Entries taken from a collection:
==================================================

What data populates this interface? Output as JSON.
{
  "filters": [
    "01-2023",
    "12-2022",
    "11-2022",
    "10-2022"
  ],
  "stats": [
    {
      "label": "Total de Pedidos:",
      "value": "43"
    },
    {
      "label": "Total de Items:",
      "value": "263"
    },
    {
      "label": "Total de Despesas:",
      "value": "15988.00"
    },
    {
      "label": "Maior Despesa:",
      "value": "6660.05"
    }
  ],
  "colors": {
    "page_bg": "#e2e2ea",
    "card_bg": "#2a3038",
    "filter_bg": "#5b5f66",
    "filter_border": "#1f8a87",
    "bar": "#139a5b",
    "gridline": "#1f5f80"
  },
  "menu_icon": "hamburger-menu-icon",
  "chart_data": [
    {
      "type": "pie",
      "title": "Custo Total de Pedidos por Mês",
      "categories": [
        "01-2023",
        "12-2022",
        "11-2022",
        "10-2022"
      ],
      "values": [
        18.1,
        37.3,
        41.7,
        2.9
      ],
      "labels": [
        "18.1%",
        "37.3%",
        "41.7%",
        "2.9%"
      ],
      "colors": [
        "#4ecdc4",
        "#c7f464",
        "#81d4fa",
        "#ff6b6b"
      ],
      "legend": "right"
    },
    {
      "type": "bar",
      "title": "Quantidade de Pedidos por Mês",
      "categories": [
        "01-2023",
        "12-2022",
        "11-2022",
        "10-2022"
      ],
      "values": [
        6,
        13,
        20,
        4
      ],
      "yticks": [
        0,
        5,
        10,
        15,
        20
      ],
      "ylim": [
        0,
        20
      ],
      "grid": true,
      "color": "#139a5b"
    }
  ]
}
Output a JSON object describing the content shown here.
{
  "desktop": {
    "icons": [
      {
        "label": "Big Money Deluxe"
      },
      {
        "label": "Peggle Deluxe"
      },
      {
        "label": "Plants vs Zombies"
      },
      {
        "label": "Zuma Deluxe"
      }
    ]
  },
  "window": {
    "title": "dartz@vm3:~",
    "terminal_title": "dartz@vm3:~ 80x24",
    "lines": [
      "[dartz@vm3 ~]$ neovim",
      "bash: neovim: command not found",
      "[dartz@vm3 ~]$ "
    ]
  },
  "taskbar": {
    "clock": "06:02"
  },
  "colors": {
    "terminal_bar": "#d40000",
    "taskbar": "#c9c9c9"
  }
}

==================================================

- _Requirements_: Count the lines above that contain the word "Output". Give only the number.

- _Written answer_: 2